### AIM OF THE EXERCISE
Transcribe every line exactly and omit anything that is a picture.

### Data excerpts
━━━━━━━━━━

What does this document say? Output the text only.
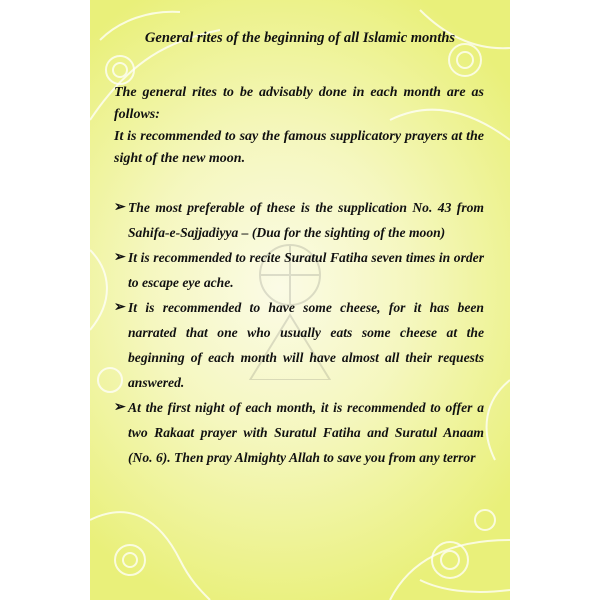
General rites of the beginning of all Islamic months

The general rites to be advisably done in each month are as follows:

It is recommended to say the famous supplicatory prayers at the sight of the new moon.

➢ The most preferable of these is the supplication No. 43 from Sahifa-e-Sajjadiyya – (Dua for the sighting of the moon)
➢ It is recommended to recite Suratul Fatiha seven times in order to escape eye ache.
➢ It is recommended to have some cheese, for it has been narrated that one who usually eats some cheese at the beginning of each month will have almost all their requests answered.
➢ At the first night of each month, it is recommended to offer a two Rakaat prayer with Suratul Fatiha and Suratul Anaam (No. 6). Then pray Almighty Allah to save you from any terror
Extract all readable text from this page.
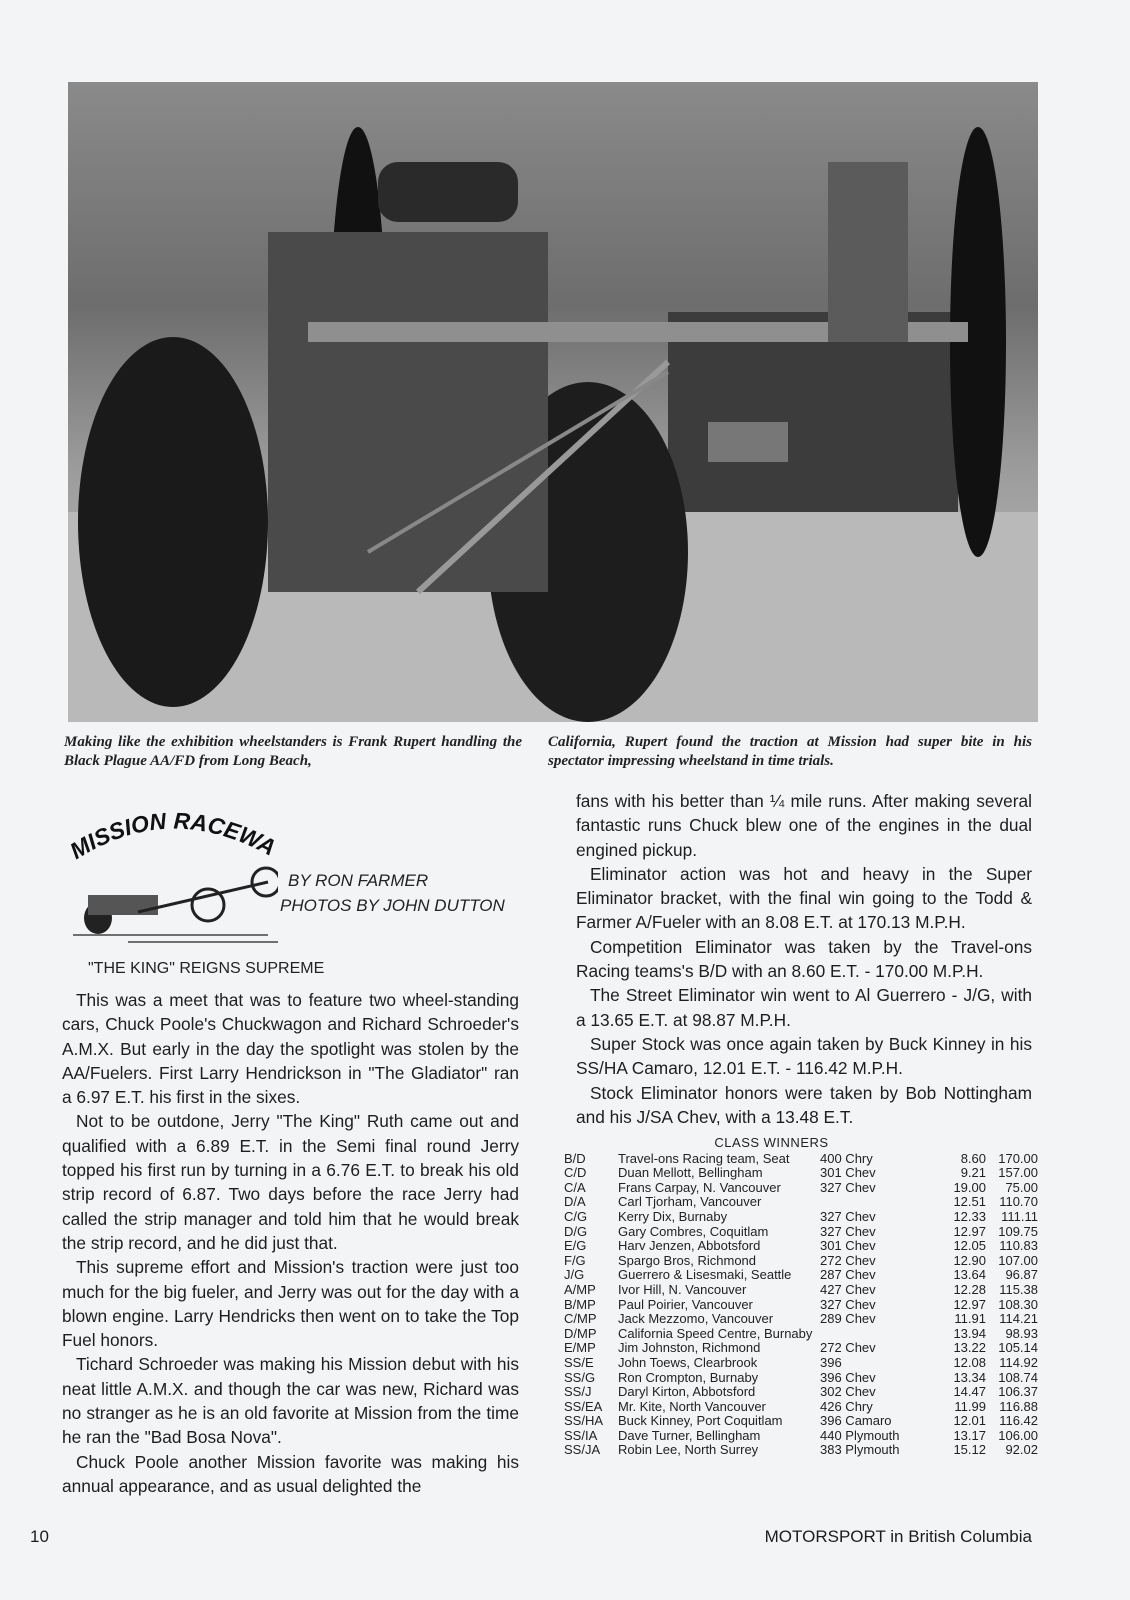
Making like the exhibition wheelstanders is Frank Rupert handling the Black Plague AA/FD from Long Beach,
California, Rupert found the traction at Mission had super bite in his spectator impressing wheelstand in time trials.
MISSION RACEWA
BY RON FARMER
PHOTOS BY JOHN DUTTON
"THE KING" REIGNS SUPREME

This was a meet that was to feature two wheel-standing cars, Chuck Poole's Chuckwagon and Richard Schroeder's A.M.X. But early in the day the spotlight was stolen by the AA/Fuelers. First Larry Hendrickson in "The Gladiator" ran a 6.97 E.T. his first in the sixes.

Not to be outdone, Jerry "The King" Ruth came out and qualified with a 6.89 E.T. in the Semi final round Jerry topped his first run by turning in a 6.76 E.T. to break his old strip record of 6.87. Two days before the race Jerry had called the strip manager and told him that he would break the strip record, and he did just that.

This supreme effort and Mission's traction were just too much for the big fueler, and Jerry was out for the day with a blown engine. Larry Hendricks then went on to take the Top Fuel honors.

Tichard Schroeder was making his Mission debut with his neat little A.M.X. and though the car was new, Richard was no stranger as he is an old favorite at Mission from the time he ran the "Bad Bosa Nova".

Chuck Poole another Mission favorite was making his annual appearance, and as usual delighted the

fans with his better than ¼ mile runs. After making several fantastic runs Chuck blew one of the engines in the dual engined pickup.

Eliminator action was hot and heavy in the Super Eliminator bracket, with the final win going to the Todd & Farmer A/Fueler with an 8.08 E.T. at 170.13 M.P.H.

Competition Eliminator was taken by the Travel-ons Racing teams's B/D with an 8.60 E.T. - 170.00 M.P.H.

The Street Eliminator win went to Al Guerrero - J/G, with a 13.65 E.T. at 98.87 M.P.H.

Super Stock was once again taken by Buck Kinney in his SS/HA Camaro, 12.01 E.T. - 116.42 M.P.H.

Stock Eliminator honors were taken by Bob Nottingham and his J/SA Chev, with a 13.48 E.T.

CLASS WINNERS
B/D	Travel-ons Racing team, Seat	400 Chry	8.60 170.00
C/D	Duan Mellott, Bellingham	301 Chev	9.21 157.00
C/A	Frans Carpay, N. Vancouver	327 Chev	19.00	75.00
D/A	Carl Tjorham, Vancouver	12.51	110.70
C/G	Kerry Dix, Burnaby	327 Chev	12.33	111.11
D/G	Gary Combres, Coquitlam	327 Chev	12.97 109.75
E/G	Harv Jenzen, Abbotsford	301 Chev	12.05	110.83
F/G	Spargo Bros, Richmond	272 Chev	12.90 107.00
J/G	Guerrero & Lisesmaki, Seattle	287 Chev	13.64	96.87
A/MP	Ivor Hill, N. Vancouver	427 Chev	12.28	115.38
B/MP	Paul Poirier, Vancouver	327 Chev	12.97 108.30
C/MP	Jack Mezzomo, Vancouver	289 Chev	11.91	114.21
D/MP	California Speed Centre, Burnaby	13.94	98.93
E/MP	Jim Johnston, Richmond	272 Chev	13.22 105.14
SS/E	John Toews, Clearbrook	396	12.08	114.92
SS/G	Ron Crompton, Burnaby	396 Chev	13.34 108.74
SS/J	Daryl Kirton, Abbotsford	302 Chev	14.47 106.37
SS/EA	Mr. Kite, North Vancouver	426 Chry	11.99	116.88
SS/HA	Buck Kinney, Port Coquitlam	396 Camaro	12.01	116.42
SS/IA	Dave Turner, Bellingham	440 Plymouth	13.17 106.00
SS/JA	Robin Lee, North Surrey	383 Plymouth	15.12	92.02
10	MOTORSPORT in British Columbia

━━━━━━━━━━

### COMPLETE RESPONSE
What does this document say? Output the text only.
General rites of the beginning of all Islamic months

The general rites to be advisably done in each month are as follows:

It is recommended to say the famous supplicatory prayers at the sight of the new moon.

➢ The most preferable of these is the supplication No. 43 from Sahifa-e-Sajjadiyya – (Dua for the sighting of the moon)
➢ It is recommended to recite Suratul Fatiha seven times in order to escape eye ache.
➢ It is recommended to have some cheese, for it has been narrated that one who usually eats some cheese at the beginning of each month will have almost all their requests answered.
➢ At the first night of each month, it is recommended to offer a two Rakaat prayer with Suratul Fatiha and Suratul Anaam (No. 6). Then pray Almighty Allah to save you from any terror
Extract all readable text from this page.
Making like the exhibition wheelstanders is Frank Rupert handling the Black Plague AA/FD from Long Beach,
California, Rupert found the traction at Mission had super bite in his spectator impressing wheelstand in time trials.
MISSION RACEWA
BY RON FARMER
PHOTOS BY JOHN DUTTON
"THE KING" REIGNS SUPREME

This was a meet that was to feature two wheel-standing cars, Chuck Poole's Chuckwagon and Richard Schroeder's A.M.X. But early in the day the spotlight was stolen by the AA/Fuelers. First Larry Hendrickson in "The Gladiator" ran a 6.97 E.T. his first in the sixes.

Not to be outdone, Jerry "The King" Ruth came out and qualified with a 6.89 E.T. in the Semi final round Jerry topped his first run by turning in a 6.76 E.T. to break his old strip record of 6.87. Two days before the race Jerry had called the strip manager and told him that he would break the strip record, and he did just that.

This supreme effort and Mission's traction were just too much for the big fueler, and Jerry was out for the day with a blown engine. Larry Hendricks then went on to take the Top Fuel honors.

Tichard Schroeder was making his Mission debut with his neat little A.M.X. and though the car was new, Richard was no stranger as he is an old favorite at Mission from the time he ran the "Bad Bosa Nova".

Chuck Poole another Mission favorite was making his annual appearance, and as usual delighted the

fans with his better than ¼ mile runs. After making several fantastic runs Chuck blew one of the engines in the dual engined pickup.

Eliminator action was hot and heavy in the Super Eliminator bracket, with the final win going to the Todd & Farmer A/Fueler with an 8.08 E.T. at 170.13 M.P.H.

Competition Eliminator was taken by the Travel-ons Racing teams's B/D with an 8.60 E.T. - 170.00 M.P.H.

The Street Eliminator win went to Al Guerrero - J/G, with a 13.65 E.T. at 98.87 M.P.H.

Super Stock was once again taken by Buck Kinney in his SS/HA Camaro, 12.01 E.T. - 116.42 M.P.H.

Stock Eliminator honors were taken by Bob Nottingham and his J/SA Chev, with a 13.48 E.T.

CLASS WINNERS
B/D	Travel-ons Racing team, Seat	400 Chry	8.60 170.00
C/D	Duan Mellott, Bellingham	301 Chev	9.21 157.00
C/A	Frans Carpay, N. Vancouver	327 Chev	19.00	75.00
D/A	Carl Tjorham, Vancouver	12.51	110.70
C/G	Kerry Dix, Burnaby	327 Chev	12.33	111.11
D/G	Gary Combres, Coquitlam	327 Chev	12.97 109.75
E/G	Harv Jenzen, Abbotsford	301 Chev	12.05	110.83
F/G	Spargo Bros, Richmond	272 Chev	12.90 107.00
J/G	Guerrero & Lisesmaki, Seattle	287 Chev	13.64	96.87
A/MP	Ivor Hill, N. Vancouver	427 Chev	12.28	115.38
B/MP	Paul Poirier, Vancouver	327 Chev	12.97 108.30
C/MP	Jack Mezzomo, Vancouver	289 Chev	11.91	114.21
D/MP	California Speed Centre, Burnaby	13.94	98.93
E/MP	Jim Johnston, Richmond	272 Chev	13.22 105.14
SS/E	John Toews, Clearbrook	396	12.08	114.92
SS/G	Ron Crompton, Burnaby	396 Chev	13.34 108.74
SS/J	Daryl Kirton, Abbotsford	302 Chev	14.47 106.37
SS/EA	Mr. Kite, North Vancouver	426 Chry	11.99	116.88
SS/HA	Buck Kinney, Port Coquitlam	396 Camaro	12.01	116.42
SS/IA	Dave Turner, Bellingham	440 Plymouth	13.17 106.00
SS/JA	Robin Lee, North Surrey	383 Plymouth	15.12	92.02
10	MOTORSPORT in British Columbia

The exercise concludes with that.